**Te lezen fragment**
________________

Voor zover in de tenlasteleggingen taal- en/of schrijffouten voorkomen, zijn deze in de bewezenverklaring verbeterd. Blijkens het verhandelde ter terechtzitting is verdachte daardoor niet in de verdediging geschaad.

De formele voorvragen.

Bij het onderzoek ter terechtzitting is gebleken dat de dagvaardingen geldig zijn. De rechtbank is bevoegd van het ten laste gelegde kennis te nemen en de officier van justitie kan in zijn vervolging worden ontvangen. Voorts zijn er geen gronden gebleken voor schorsing van de vervolging.

De bewijsmiddelen en de beoordeling daarvan.

Het standpunt van de officier van justitie.

________________

**Oefengegevens**
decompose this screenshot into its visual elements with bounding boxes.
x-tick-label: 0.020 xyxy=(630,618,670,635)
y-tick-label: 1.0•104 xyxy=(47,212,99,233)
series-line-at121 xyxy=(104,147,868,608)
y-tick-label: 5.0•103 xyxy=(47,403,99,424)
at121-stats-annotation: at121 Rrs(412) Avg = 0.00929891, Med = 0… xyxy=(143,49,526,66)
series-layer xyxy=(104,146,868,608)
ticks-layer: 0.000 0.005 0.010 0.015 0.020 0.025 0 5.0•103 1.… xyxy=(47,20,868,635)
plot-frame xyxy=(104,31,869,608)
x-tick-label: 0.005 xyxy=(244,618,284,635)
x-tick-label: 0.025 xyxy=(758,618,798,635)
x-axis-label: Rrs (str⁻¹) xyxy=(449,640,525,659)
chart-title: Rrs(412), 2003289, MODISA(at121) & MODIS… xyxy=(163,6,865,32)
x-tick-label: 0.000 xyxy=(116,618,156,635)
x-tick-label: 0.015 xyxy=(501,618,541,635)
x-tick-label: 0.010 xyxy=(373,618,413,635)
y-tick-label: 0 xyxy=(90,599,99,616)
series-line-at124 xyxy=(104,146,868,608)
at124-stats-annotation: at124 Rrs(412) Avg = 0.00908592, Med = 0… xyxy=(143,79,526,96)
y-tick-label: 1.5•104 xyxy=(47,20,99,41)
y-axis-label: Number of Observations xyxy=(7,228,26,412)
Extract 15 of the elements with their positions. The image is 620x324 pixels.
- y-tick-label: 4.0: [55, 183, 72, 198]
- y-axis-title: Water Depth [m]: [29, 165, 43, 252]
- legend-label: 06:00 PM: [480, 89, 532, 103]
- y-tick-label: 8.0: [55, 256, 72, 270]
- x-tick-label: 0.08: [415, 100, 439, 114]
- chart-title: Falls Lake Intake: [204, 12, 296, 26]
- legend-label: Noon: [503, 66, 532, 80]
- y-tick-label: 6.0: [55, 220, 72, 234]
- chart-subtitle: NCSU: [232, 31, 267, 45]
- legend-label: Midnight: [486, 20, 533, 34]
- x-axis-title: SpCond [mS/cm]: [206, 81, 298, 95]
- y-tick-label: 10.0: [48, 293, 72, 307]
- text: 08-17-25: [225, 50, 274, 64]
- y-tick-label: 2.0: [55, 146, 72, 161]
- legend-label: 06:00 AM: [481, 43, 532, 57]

________________

**Opdrachtinstructies**
[a] Vervang in de gegevens, vanaf het begin tot en met de regel met "y-tick-label: 5.0•103 xyxy=(47,403,99,424)", "x-tick-label" door "x-aslabel" en geef uitsluitend die regels weer, verder ongewijzigd.
[b] Vervolg het fragment uit het strafvonnis na de laatste zin.

**Antwoorden op volgorde**
[a]
decompose this screenshot into its visual elements with bounding boxes.
x-aslabel: 0.020 xyxy=(630,618,670,635)
y-tick-label: 1.0•104 xyxy=(47,212,99,233)
series-line-at121 xyxy=(104,147,868,608)
y-tick-label: 5.0•103 xyxy=(47,403,99,424)

[b]
Ten aanzien van de zaak met parketnummer 01/845188-17 heeft de officier van justitie zich op het standpunt gesteld dat wettig en overtuigend bewezen kan worden dat verdachte de onder 1 en 2 primair ten laste gelegde feiten heeft gepleegd, met uitzondering van de laatste twee gedachtestreepjes zoals vermeld onder feit 2 primair waarvan verdachte partieel vrijgesproken dient te worden. Verdachte dient vrijgesproken te worden van het onder 3 ten laste gelegde feit. Ten aanzien van de zaak met parketnummer 01/042484-16 heeft de officier van justitie zich op het standpunt gesteld dat ook dit feit wettig en overtuigend bewezen kan worden.
Het standpunt van de verdediging.
Ten aanzien van de zaak met parketnummer 01/845188-17 erkent verdachte dat hij het onder 1 ten laste gelegde feit heeft gepleegd. Met uitzondering van het zesde, zevende en negende gedachtenstreepje [zaak 7, 8 en 10], ontkent verdachte dat hij de gedragingen zoals geformuleerd onder de gedachtestreepjes van feit 2 primair heeft gepleegd. Voorts ontkent hij het feit zoals ten laste gelegd onder feit 3 te hebben gepleegd. Ten aanzien van de zaak met parketnummer 01/042484-16 ontkent verdachte dat hij degene is geweest die de deur en/of het slot heeft vernield/beschadigd aangezien dit bij aankomst al beschadigd/vernield zou zijn. Ook ontkent verdachte opzet te hebben gehad op voornoemde vernieling/beschadiging.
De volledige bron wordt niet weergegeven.